- **TASK TO CARRY OUT**
Repeat the records in full and exactly, omitting pictures.

····················

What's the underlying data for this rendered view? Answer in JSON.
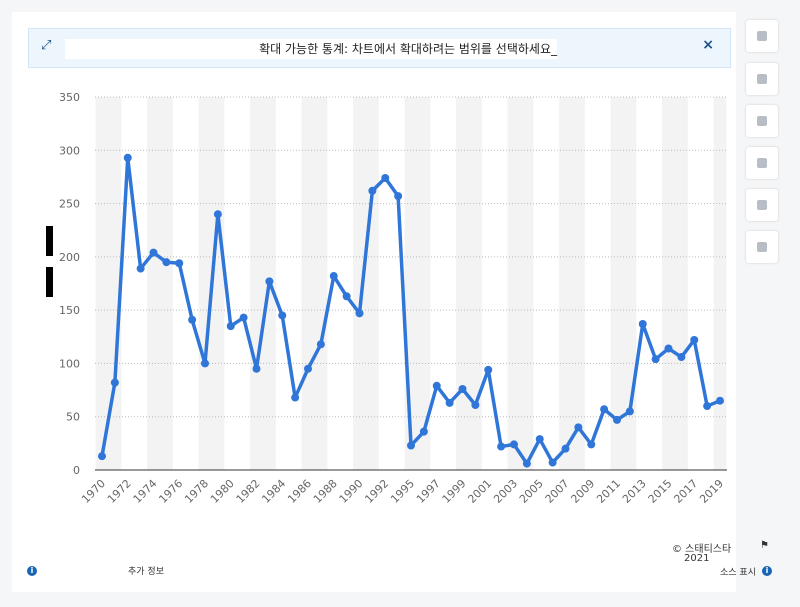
{
  "banner": {
    "text": "확대 가능한 통계: 차트에서 확대하려는 범위를 선택하세요_"
  },
  "chart_data": {
    "type": "line",
    "color": "#2f76d8",
    "categories": [
      "1970",
      "1971",
      "1972",
      "1973",
      "1974",
      "1975",
      "1976",
      "1977",
      "1978",
      "1979",
      "1980",
      "1981",
      "1982",
      "1983",
      "1984",
      "1985",
      "1986",
      "1987",
      "1988",
      "1989",
      "1990",
      "1991",
      "1992",
      "1993",
      "1995",
      "1996",
      "1997",
      "1998",
      "1999",
      "2000",
      "2001",
      "2002",
      "2003",
      "2004",
      "2005",
      "2006",
      "2007",
      "2008",
      "2009",
      "2010",
      "2011",
      "2012",
      "2013",
      "2014",
      "2015",
      "2016",
      "2017",
      "2018",
      "2019"
    ],
    "values": [
      13,
      82,
      293,
      189,
      204,
      195,
      194,
      141,
      100,
      240,
      135,
      143,
      95,
      177,
      145,
      68,
      95,
      118,
      182,
      163,
      147,
      262,
      274,
      257,
      23,
      36,
      79,
      63,
      76,
      61,
      94,
      22,
      24,
      6,
      29,
      7,
      20,
      40,
      24,
      57,
      47,
      55,
      137,
      104,
      114,
      106,
      122,
      60,
      65
    ],
    "ylim": [
      0,
      350
    ],
    "yticks": [
      0,
      50,
      100,
      150,
      200,
      250,
      300,
      350
    ],
    "grid": true
  },
  "footer": {
    "copyright": "© 스태티스타",
    "year": "2021",
    "more_info": "추가 정보",
    "show_source": "소스 표시"
  }
}
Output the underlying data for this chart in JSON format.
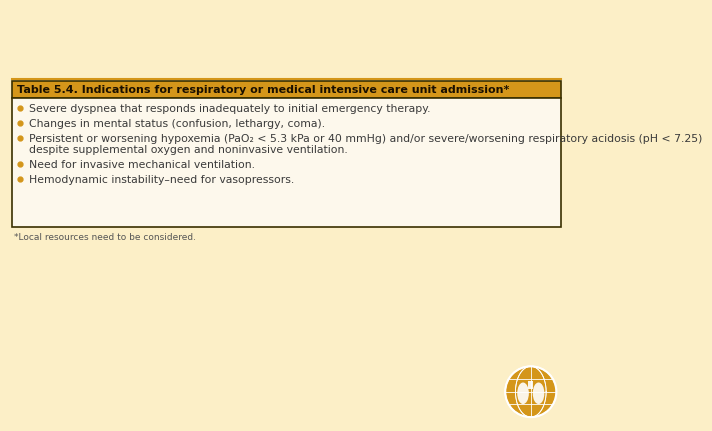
{
  "bg_color": "#fcefc7",
  "table_border_color": "#3a3000",
  "header_bg_color": "#d4961a",
  "header_text_color": "#1a1000",
  "header_text": "Table 5.4. Indications for respiratory or medical intensive care unit admission*",
  "body_bg_color": "#fdf8ec",
  "bullet_color": "#d4961a",
  "body_text_color": "#3a3a3a",
  "bullet_items": [
    "Severe dyspnea that responds inadequately to initial emergency therapy.",
    "Changes in mental status (confusion, lethargy, coma).",
    "Persistent or worsening hypoxemia (PaO₂ < 5.3 kPa or 40 mmHg) and/or severe/worsening respiratory acidosis (pH < 7.25)\ndespite supplemental oxygen and noninvasive ventilation.",
    "Need for invasive mechanical ventilation.",
    "Hemodynamic instability–need for vasopressors."
  ],
  "footnote": "*Local resources need to be considered.",
  "footnote_color": "#555555",
  "globe_color": "#d4961a",
  "header_fontsize": 8.0,
  "body_fontsize": 7.8,
  "footnote_fontsize": 6.5
}
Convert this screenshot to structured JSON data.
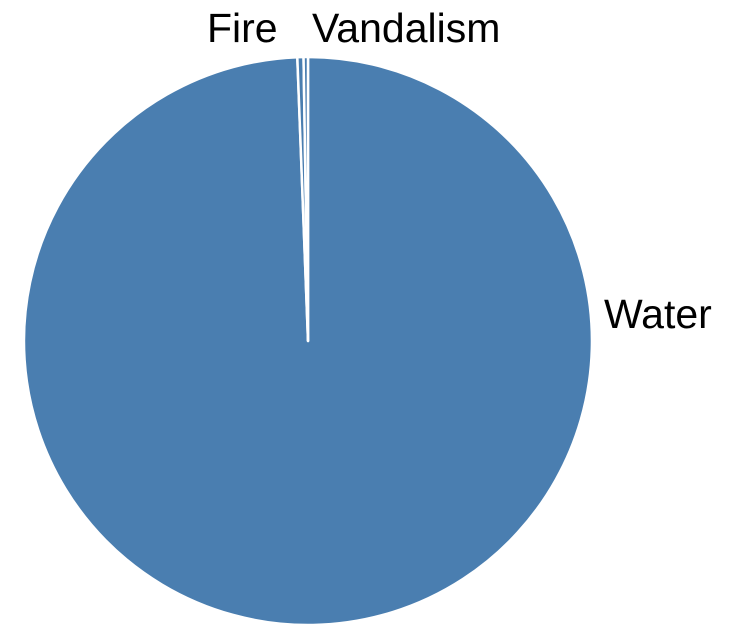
{
  "chart_data": {
    "type": "pie",
    "categories": [
      "Water",
      "Fire",
      "Vandalism"
    ],
    "values": [
      99.4,
      0.35,
      0.25
    ],
    "colors": [
      "#4a7eb0",
      "#4a7eb0",
      "#4a7eb0"
    ],
    "slice_border_color": "#ffffff",
    "labels": [
      "Water",
      "Fire",
      "Vandalism"
    ],
    "legend": "none",
    "start_angle": "top, clockwise (Water first)"
  }
}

····················

- **THE REPLY**
What's the underlying data for this rendered view? Answer in JSON.
{
  "banner": {
    "text": "확대 가능한 통계: 차트에서 확대하려는 범위를 선택하세요_"
  },
  "chart_data": {
    "type": "line",
    "color": "#2f76d8",
    "categories": [
      "1970",
      "1971",
      "1972",
      "1973",
      "1974",
      "1975",
      "1976",
      "1977",
      "1978",
      "1979",
      "1980",
      "1981",
      "1982",
      "1983",
      "1984",
      "1985",
      "1986",
      "1987",
      "1988",
      "1989",
      "1990",
      "1991",
      "1992",
      "1993",
      "1995",
      "1996",
      "1997",
      "1998",
      "1999",
      "2000",
      "2001",
      "2002",
      "2003",
      "2004",
      "2005",
      "2006",
      "2007",
      "2008",
      "2009",
      "2010",
      "2011",
      "2012",
      "2013",
      "2014",
      "2015",
      "2016",
      "2017",
      "2018",
      "2019"
    ],
    "values": [
      13,
      82,
      293,
      189,
      204,
      195,
      194,
      141,
      100,
      240,
      135,
      143,
      95,
      177,
      145,
      68,
      95,
      118,
      182,
      163,
      147,
      262,
      274,
      257,
      23,
      36,
      79,
      63,
      76,
      61,
      94,
      22,
      24,
      6,
      29,
      7,
      20,
      40,
      24,
      57,
      47,
      55,
      137,
      104,
      114,
      106,
      122,
      60,
      65
    ],
    "ylim": [
      0,
      350
    ],
    "yticks": [
      0,
      50,
      100,
      150,
      200,
      250,
      300,
      350
    ],
    "grid": true
  },
  "footer": {
    "copyright": "© 스태티스타",
    "year": "2021",
    "more_info": "추가 정보",
    "show_source": "소스 표시"
  }
}
Output the underlying data for this chart in JSON format.
{
  "bg_color": "#fcefc7",
  "table_border_color": "#3a3000",
  "header_bg_color": "#d4961a",
  "header_text_color": "#1a1000",
  "header_text": "Table 5.4. Indications for respiratory or medical intensive care unit admission*",
  "body_bg_color": "#fdf8ec",
  "bullet_color": "#d4961a",
  "body_text_color": "#3a3a3a",
  "bullet_items": [
    "Severe dyspnea that responds inadequately to initial emergency therapy.",
    "Changes in mental status (confusion, lethargy, coma).",
    "Persistent or worsening hypoxemia (PaO₂ < 5.3 kPa or 40 mmHg) and/or severe/worsening respiratory acidosis (pH < 7.25)\ndespite supplemental oxygen and noninvasive ventilation.",
    "Need for invasive mechanical ventilation.",
    "Hemodynamic instability–need for vasopressors."
  ],
  "footnote": "*Local resources need to be considered.",
  "footnote_color": "#555555",
  "globe_color": "#d4961a",
  "header_fontsize": 8.0,
  "body_fontsize": 7.8,
  "footnote_fontsize": 6.5
}
Convert this screenshot to structured JSON data.
{
  "chart_data": {
    "type": "pie",
    "categories": [
      "Water",
      "Fire",
      "Vandalism"
    ],
    "values": [
      99.4,
      0.35,
      0.25
    ],
    "colors": [
      "#4a7eb0",
      "#4a7eb0",
      "#4a7eb0"
    ],
    "slice_border_color": "#ffffff",
    "labels": [
      "Water",
      "Fire",
      "Vandalism"
    ],
    "legend": "none",
    "start_angle": "top, clockwise (Water first)"
  }
}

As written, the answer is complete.